# [Objective]
Look through the listing for the word "page". Copy each line that has it.

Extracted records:

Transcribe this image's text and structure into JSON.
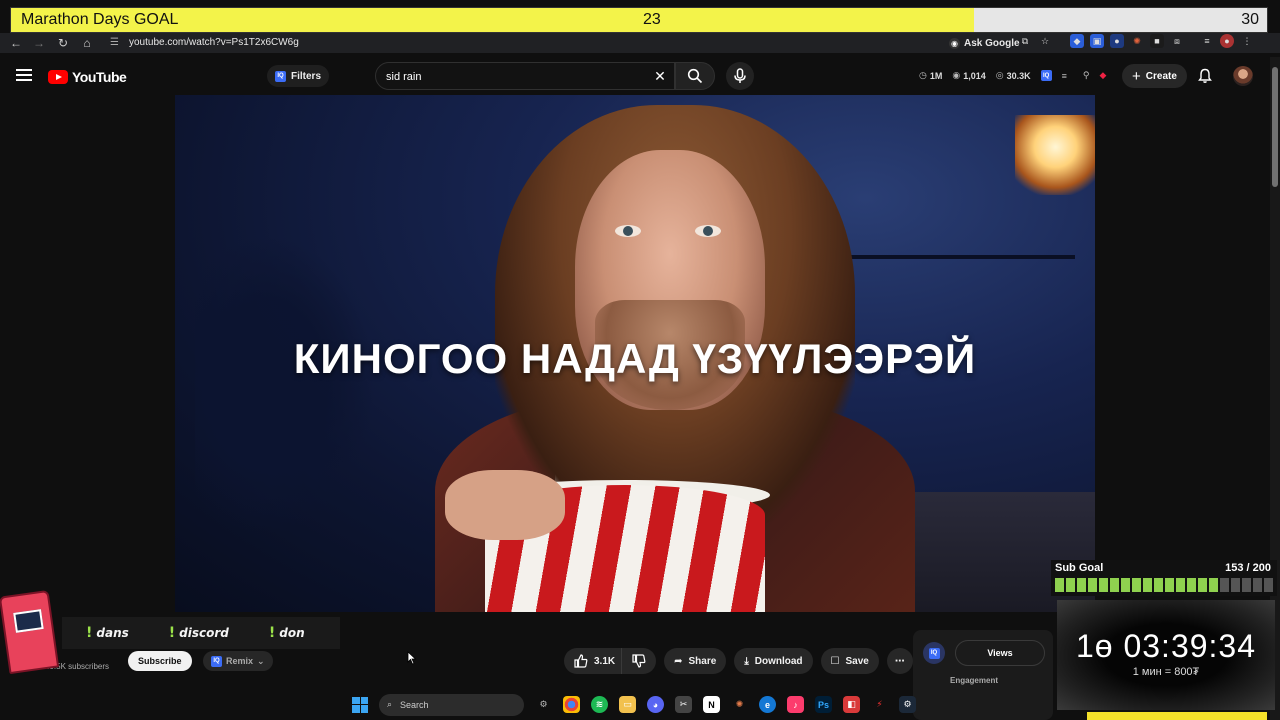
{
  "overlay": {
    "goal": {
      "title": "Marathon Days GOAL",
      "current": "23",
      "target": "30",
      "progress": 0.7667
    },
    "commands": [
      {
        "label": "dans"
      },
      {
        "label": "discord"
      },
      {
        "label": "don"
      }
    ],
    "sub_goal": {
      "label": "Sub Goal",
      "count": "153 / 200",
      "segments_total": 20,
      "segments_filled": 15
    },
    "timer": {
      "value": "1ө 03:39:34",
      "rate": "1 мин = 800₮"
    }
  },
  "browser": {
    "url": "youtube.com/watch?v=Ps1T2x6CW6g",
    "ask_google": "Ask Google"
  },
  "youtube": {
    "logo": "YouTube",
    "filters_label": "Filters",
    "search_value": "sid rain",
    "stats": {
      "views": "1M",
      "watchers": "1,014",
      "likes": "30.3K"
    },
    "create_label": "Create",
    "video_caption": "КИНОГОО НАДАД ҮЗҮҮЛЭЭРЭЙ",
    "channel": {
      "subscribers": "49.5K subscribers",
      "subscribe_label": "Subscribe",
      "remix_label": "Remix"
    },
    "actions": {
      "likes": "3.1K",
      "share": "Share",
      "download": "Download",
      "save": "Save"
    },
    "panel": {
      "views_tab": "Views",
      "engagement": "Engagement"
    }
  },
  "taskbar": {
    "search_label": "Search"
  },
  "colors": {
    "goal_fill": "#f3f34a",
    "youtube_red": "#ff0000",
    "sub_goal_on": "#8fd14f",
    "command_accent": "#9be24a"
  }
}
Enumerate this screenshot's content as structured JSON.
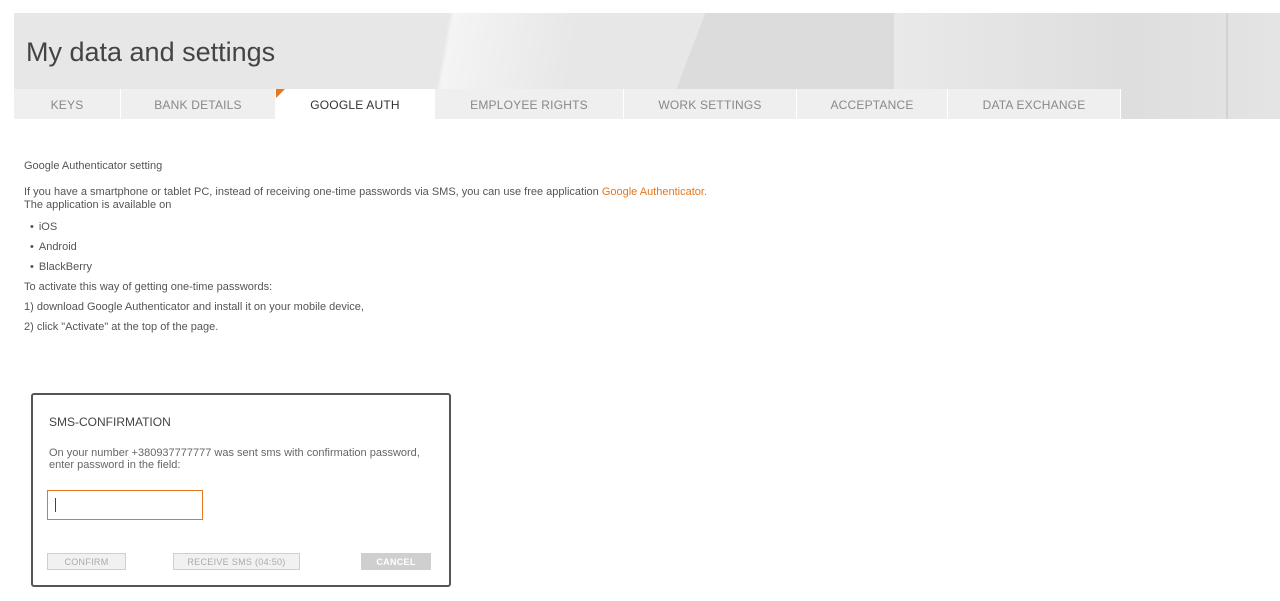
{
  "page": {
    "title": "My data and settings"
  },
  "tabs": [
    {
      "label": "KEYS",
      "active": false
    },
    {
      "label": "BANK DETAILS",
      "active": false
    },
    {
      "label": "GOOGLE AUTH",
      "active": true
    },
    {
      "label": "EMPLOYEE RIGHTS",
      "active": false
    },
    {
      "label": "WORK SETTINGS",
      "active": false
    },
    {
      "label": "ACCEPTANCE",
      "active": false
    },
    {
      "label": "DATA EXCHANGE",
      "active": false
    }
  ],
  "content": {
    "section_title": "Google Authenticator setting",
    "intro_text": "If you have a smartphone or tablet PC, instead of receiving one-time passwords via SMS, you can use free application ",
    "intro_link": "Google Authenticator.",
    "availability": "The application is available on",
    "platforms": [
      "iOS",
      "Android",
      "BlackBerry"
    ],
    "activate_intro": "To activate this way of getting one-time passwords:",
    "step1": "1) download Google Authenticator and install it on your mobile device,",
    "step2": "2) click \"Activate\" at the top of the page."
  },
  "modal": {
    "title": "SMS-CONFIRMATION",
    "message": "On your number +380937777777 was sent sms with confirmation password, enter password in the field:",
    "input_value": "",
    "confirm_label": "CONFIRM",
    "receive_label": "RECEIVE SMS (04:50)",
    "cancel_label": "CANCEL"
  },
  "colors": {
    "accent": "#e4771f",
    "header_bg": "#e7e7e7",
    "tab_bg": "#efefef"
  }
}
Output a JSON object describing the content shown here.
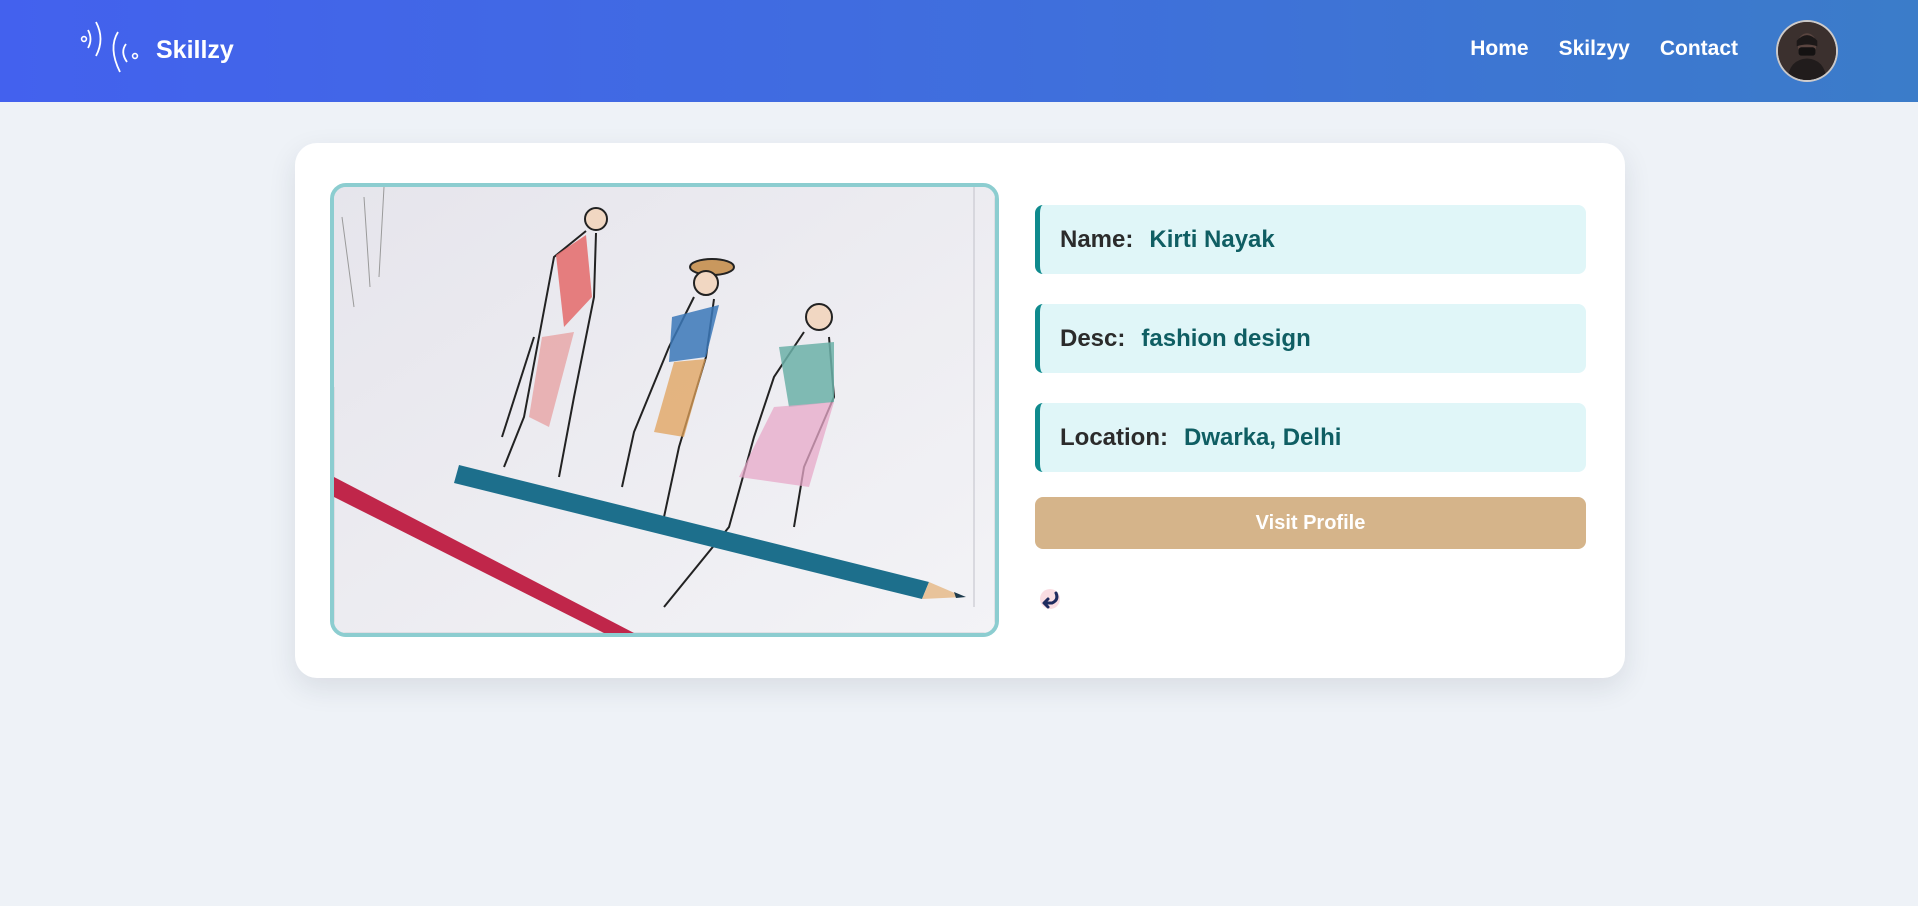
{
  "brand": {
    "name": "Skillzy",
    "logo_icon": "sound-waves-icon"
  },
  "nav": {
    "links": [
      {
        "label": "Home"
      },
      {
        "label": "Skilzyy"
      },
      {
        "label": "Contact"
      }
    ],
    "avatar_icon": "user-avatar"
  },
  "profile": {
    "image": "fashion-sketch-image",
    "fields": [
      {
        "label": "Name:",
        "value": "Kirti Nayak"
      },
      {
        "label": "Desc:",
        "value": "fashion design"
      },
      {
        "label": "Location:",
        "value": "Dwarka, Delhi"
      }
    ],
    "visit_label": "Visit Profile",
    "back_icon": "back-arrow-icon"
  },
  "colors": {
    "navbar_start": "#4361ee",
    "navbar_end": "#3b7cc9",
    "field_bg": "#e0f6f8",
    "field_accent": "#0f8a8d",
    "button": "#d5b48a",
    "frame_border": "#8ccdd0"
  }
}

# [The result]
  "page": {
    "step2": "2) click \"Activate\" at the top of the page."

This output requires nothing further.